WHAT YOU WILL DO - Each line of the listing that contains the word "color" is to be copied.

RECORDS SHOWN -
========================================================================
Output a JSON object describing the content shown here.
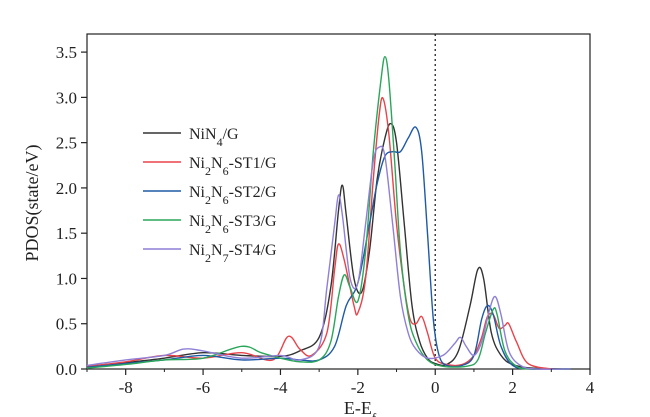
{
  "chart_data": {
    "type": "line",
    "xlabel": {
      "main": "E-E",
      "sub": "f"
    },
    "ylabel": "PDOS(state/eV)",
    "xlim": [
      -9,
      4
    ],
    "ylim": [
      0,
      3.7
    ],
    "x_ticks": [
      -8,
      -6,
      -4,
      -2,
      0,
      2,
      4
    ],
    "x_tick_labels": [
      "-8",
      "-6",
      "-4",
      "-2",
      "0",
      "2",
      "4"
    ],
    "y_ticks": [
      0.0,
      0.5,
      1.0,
      1.5,
      2.0,
      2.5,
      3.0,
      3.5
    ],
    "y_tick_labels": [
      "0.0",
      "0.5",
      "1.0",
      "1.5",
      "2.0",
      "2.5",
      "3.0",
      "3.5"
    ],
    "fermi_line_x": 0,
    "legend_position": "center-left",
    "grid": false,
    "series": [
      {
        "name": [
          {
            "t": "NiN"
          },
          {
            "t": "4",
            "sub": true
          },
          {
            "t": "/G"
          }
        ],
        "color": "#333333",
        "points": [
          [
            -9,
            0.02
          ],
          [
            -8,
            0.07
          ],
          [
            -7,
            0.12
          ],
          [
            -6,
            0.18
          ],
          [
            -5,
            0.15
          ],
          [
            -4,
            0.14
          ],
          [
            -3.5,
            0.2
          ],
          [
            -3,
            0.35
          ],
          [
            -2.7,
            0.9
          ],
          [
            -2.5,
            1.75
          ],
          [
            -2.4,
            2.03
          ],
          [
            -2.3,
            1.7
          ],
          [
            -2.1,
            1.0
          ],
          [
            -1.9,
            0.85
          ],
          [
            -1.7,
            1.3
          ],
          [
            -1.5,
            2.1
          ],
          [
            -1.3,
            2.55
          ],
          [
            -1.15,
            2.71
          ],
          [
            -1.0,
            2.5
          ],
          [
            -0.8,
            1.6
          ],
          [
            -0.6,
            0.7
          ],
          [
            -0.4,
            0.3
          ],
          [
            -0.2,
            0.12
          ],
          [
            0,
            0.06
          ],
          [
            0.3,
            0.05
          ],
          [
            0.6,
            0.2
          ],
          [
            0.9,
            0.7
          ],
          [
            1.1,
            1.1
          ],
          [
            1.25,
            1.0
          ],
          [
            1.45,
            0.4
          ],
          [
            1.7,
            0.15
          ],
          [
            2.0,
            0.05
          ],
          [
            2.5,
            0.01
          ],
          [
            3.5,
            0
          ]
        ]
      },
      {
        "name": [
          {
            "t": "Ni"
          },
          {
            "t": "2",
            "sub": true
          },
          {
            "t": "N"
          },
          {
            "t": "6",
            "sub": true
          },
          {
            "t": "-ST1/G"
          }
        ],
        "color": "#e8434a",
        "points": [
          [
            -9,
            0.03
          ],
          [
            -8,
            0.08
          ],
          [
            -7,
            0.15
          ],
          [
            -6,
            0.12
          ],
          [
            -5,
            0.18
          ],
          [
            -4.2,
            0.1
          ],
          [
            -3.8,
            0.36
          ],
          [
            -3.5,
            0.22
          ],
          [
            -3.2,
            0.15
          ],
          [
            -2.8,
            0.4
          ],
          [
            -2.6,
            1.1
          ],
          [
            -2.5,
            1.38
          ],
          [
            -2.35,
            1.2
          ],
          [
            -2.1,
            0.7
          ],
          [
            -2.0,
            0.62
          ],
          [
            -1.8,
            1.0
          ],
          [
            -1.6,
            2.1
          ],
          [
            -1.45,
            2.8
          ],
          [
            -1.35,
            2.99
          ],
          [
            -1.2,
            2.6
          ],
          [
            -1.0,
            1.6
          ],
          [
            -0.8,
            0.9
          ],
          [
            -0.65,
            0.55
          ],
          [
            -0.5,
            0.5
          ],
          [
            -0.35,
            0.58
          ],
          [
            -0.2,
            0.4
          ],
          [
            0,
            0.12
          ],
          [
            0.3,
            0.05
          ],
          [
            0.7,
            0.05
          ],
          [
            1.0,
            0.15
          ],
          [
            1.2,
            0.35
          ],
          [
            1.35,
            0.58
          ],
          [
            1.5,
            0.6
          ],
          [
            1.65,
            0.45
          ],
          [
            1.8,
            0.48
          ],
          [
            1.9,
            0.5
          ],
          [
            2.1,
            0.3
          ],
          [
            2.4,
            0.06
          ],
          [
            3,
            0
          ]
        ]
      },
      {
        "name": [
          {
            "t": "Ni"
          },
          {
            "t": "2",
            "sub": true
          },
          {
            "t": "N"
          },
          {
            "t": "6",
            "sub": true
          },
          {
            "t": "-ST2/G"
          }
        ],
        "color": "#1f5aa6",
        "points": [
          [
            -9,
            0.02
          ],
          [
            -8,
            0.06
          ],
          [
            -7,
            0.1
          ],
          [
            -6,
            0.15
          ],
          [
            -5,
            0.1
          ],
          [
            -4,
            0.12
          ],
          [
            -3.5,
            0.1
          ],
          [
            -3,
            0.1
          ],
          [
            -2.6,
            0.25
          ],
          [
            -2.3,
            0.7
          ],
          [
            -2.0,
            0.95
          ],
          [
            -1.7,
            1.6
          ],
          [
            -1.5,
            2.05
          ],
          [
            -1.3,
            2.35
          ],
          [
            -1.1,
            2.4
          ],
          [
            -0.9,
            2.4
          ],
          [
            -0.7,
            2.55
          ],
          [
            -0.5,
            2.67
          ],
          [
            -0.35,
            2.4
          ],
          [
            -0.2,
            1.5
          ],
          [
            -0.05,
            0.55
          ],
          [
            0.1,
            0.15
          ],
          [
            0.3,
            0.04
          ],
          [
            0.7,
            0.04
          ],
          [
            1.0,
            0.15
          ],
          [
            1.2,
            0.55
          ],
          [
            1.35,
            0.7
          ],
          [
            1.5,
            0.6
          ],
          [
            1.7,
            0.25
          ],
          [
            2.0,
            0.04
          ],
          [
            2.5,
            0
          ],
          [
            3.5,
            0
          ]
        ]
      },
      {
        "name": [
          {
            "t": "Ni"
          },
          {
            "t": "2",
            "sub": true
          },
          {
            "t": "N"
          },
          {
            "t": "6",
            "sub": true
          },
          {
            "t": "-ST3/G"
          }
        ],
        "color": "#2aa65a",
        "points": [
          [
            -9,
            0.01
          ],
          [
            -8,
            0.05
          ],
          [
            -7,
            0.1
          ],
          [
            -6,
            0.12
          ],
          [
            -5,
            0.25
          ],
          [
            -4.5,
            0.18
          ],
          [
            -4,
            0.12
          ],
          [
            -3.5,
            0.08
          ],
          [
            -3,
            0.1
          ],
          [
            -2.7,
            0.3
          ],
          [
            -2.5,
            0.8
          ],
          [
            -2.35,
            1.04
          ],
          [
            -2.2,
            0.9
          ],
          [
            -2.0,
            0.75
          ],
          [
            -1.8,
            1.3
          ],
          [
            -1.6,
            2.4
          ],
          [
            -1.4,
            3.2
          ],
          [
            -1.3,
            3.45
          ],
          [
            -1.2,
            3.2
          ],
          [
            -1.05,
            2.3
          ],
          [
            -0.9,
            1.3
          ],
          [
            -0.7,
            0.6
          ],
          [
            -0.5,
            0.3
          ],
          [
            -0.2,
            0.1
          ],
          [
            0.2,
            0.03
          ],
          [
            0.8,
            0.03
          ],
          [
            1.1,
            0.1
          ],
          [
            1.3,
            0.4
          ],
          [
            1.5,
            0.66
          ],
          [
            1.6,
            0.6
          ],
          [
            1.8,
            0.2
          ],
          [
            2.1,
            0.03
          ],
          [
            2.5,
            0
          ],
          [
            3.5,
            0
          ]
        ]
      },
      {
        "name": [
          {
            "t": "Ni"
          },
          {
            "t": "2",
            "sub": true
          },
          {
            "t": "N"
          },
          {
            "t": "7",
            "sub": true
          },
          {
            "t": "-ST4/G"
          }
        ],
        "color": "#8f7fd6",
        "points": [
          [
            -9,
            0.04
          ],
          [
            -8,
            0.1
          ],
          [
            -7,
            0.15
          ],
          [
            -6.5,
            0.22
          ],
          [
            -6,
            0.2
          ],
          [
            -5,
            0.12
          ],
          [
            -4,
            0.15
          ],
          [
            -3.5,
            0.1
          ],
          [
            -3,
            0.25
          ],
          [
            -2.8,
            0.9
          ],
          [
            -2.6,
            1.6
          ],
          [
            -2.5,
            1.92
          ],
          [
            -2.4,
            1.7
          ],
          [
            -2.2,
            1.0
          ],
          [
            -2.0,
            0.95
          ],
          [
            -1.8,
            1.6
          ],
          [
            -1.6,
            2.3
          ],
          [
            -1.45,
            2.45
          ],
          [
            -1.3,
            2.35
          ],
          [
            -1.1,
            1.6
          ],
          [
            -0.9,
            0.8
          ],
          [
            -0.7,
            0.4
          ],
          [
            -0.5,
            0.22
          ],
          [
            -0.2,
            0.12
          ],
          [
            0.2,
            0.15
          ],
          [
            0.5,
            0.28
          ],
          [
            0.65,
            0.35
          ],
          [
            0.8,
            0.25
          ],
          [
            1.0,
            0.15
          ],
          [
            1.2,
            0.3
          ],
          [
            1.4,
            0.65
          ],
          [
            1.55,
            0.8
          ],
          [
            1.7,
            0.6
          ],
          [
            1.9,
            0.2
          ],
          [
            2.2,
            0.04
          ],
          [
            2.6,
            0
          ],
          [
            3.5,
            0
          ]
        ]
      }
    ]
  }
}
========================================================================
THE ANSWER -
        "color": "#333333",
        "color": "#e8434a",
        "color": "#1f5aa6",
        "color": "#2aa65a",
        "color": "#8f7fd6",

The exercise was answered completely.